Your objective
Review the listing and copy each line that holds the word "Android".

(Stored dataset items)
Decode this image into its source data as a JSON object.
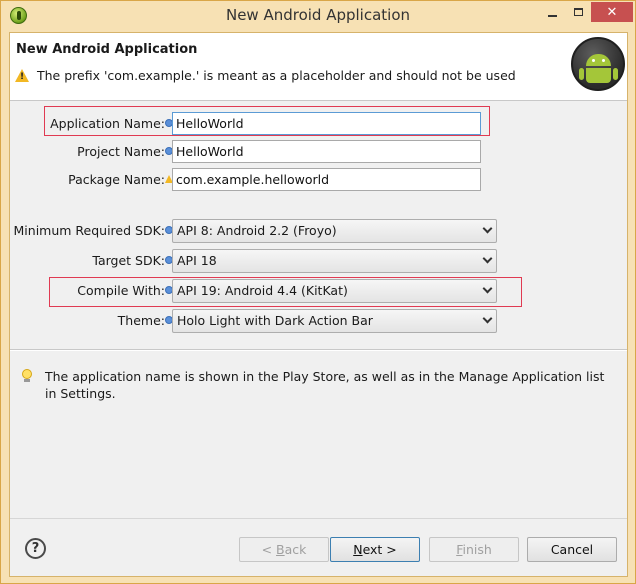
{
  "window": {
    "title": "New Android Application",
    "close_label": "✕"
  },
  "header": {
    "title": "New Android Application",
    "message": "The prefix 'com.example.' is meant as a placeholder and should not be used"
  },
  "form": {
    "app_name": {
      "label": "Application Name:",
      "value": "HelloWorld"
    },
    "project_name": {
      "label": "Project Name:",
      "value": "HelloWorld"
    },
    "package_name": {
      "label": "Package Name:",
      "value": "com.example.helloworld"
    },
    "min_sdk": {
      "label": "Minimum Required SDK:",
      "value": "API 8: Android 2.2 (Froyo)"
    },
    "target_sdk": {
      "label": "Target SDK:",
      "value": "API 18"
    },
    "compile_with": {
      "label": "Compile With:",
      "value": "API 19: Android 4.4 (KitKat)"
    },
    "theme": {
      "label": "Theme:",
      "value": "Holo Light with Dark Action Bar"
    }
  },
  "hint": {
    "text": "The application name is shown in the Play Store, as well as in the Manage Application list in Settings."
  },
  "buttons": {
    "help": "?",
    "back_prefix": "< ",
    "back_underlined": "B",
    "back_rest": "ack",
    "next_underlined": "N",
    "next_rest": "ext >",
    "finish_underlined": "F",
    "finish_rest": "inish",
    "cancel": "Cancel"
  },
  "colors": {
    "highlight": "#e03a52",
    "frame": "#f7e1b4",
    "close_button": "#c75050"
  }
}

Exercise result
    "title": "New Android Application",
    "title": "New Android Application",
      "value": "API 8: Android 2.2 (Froyo)"
      "value": "API 19: Android 4.4 (KitKat)"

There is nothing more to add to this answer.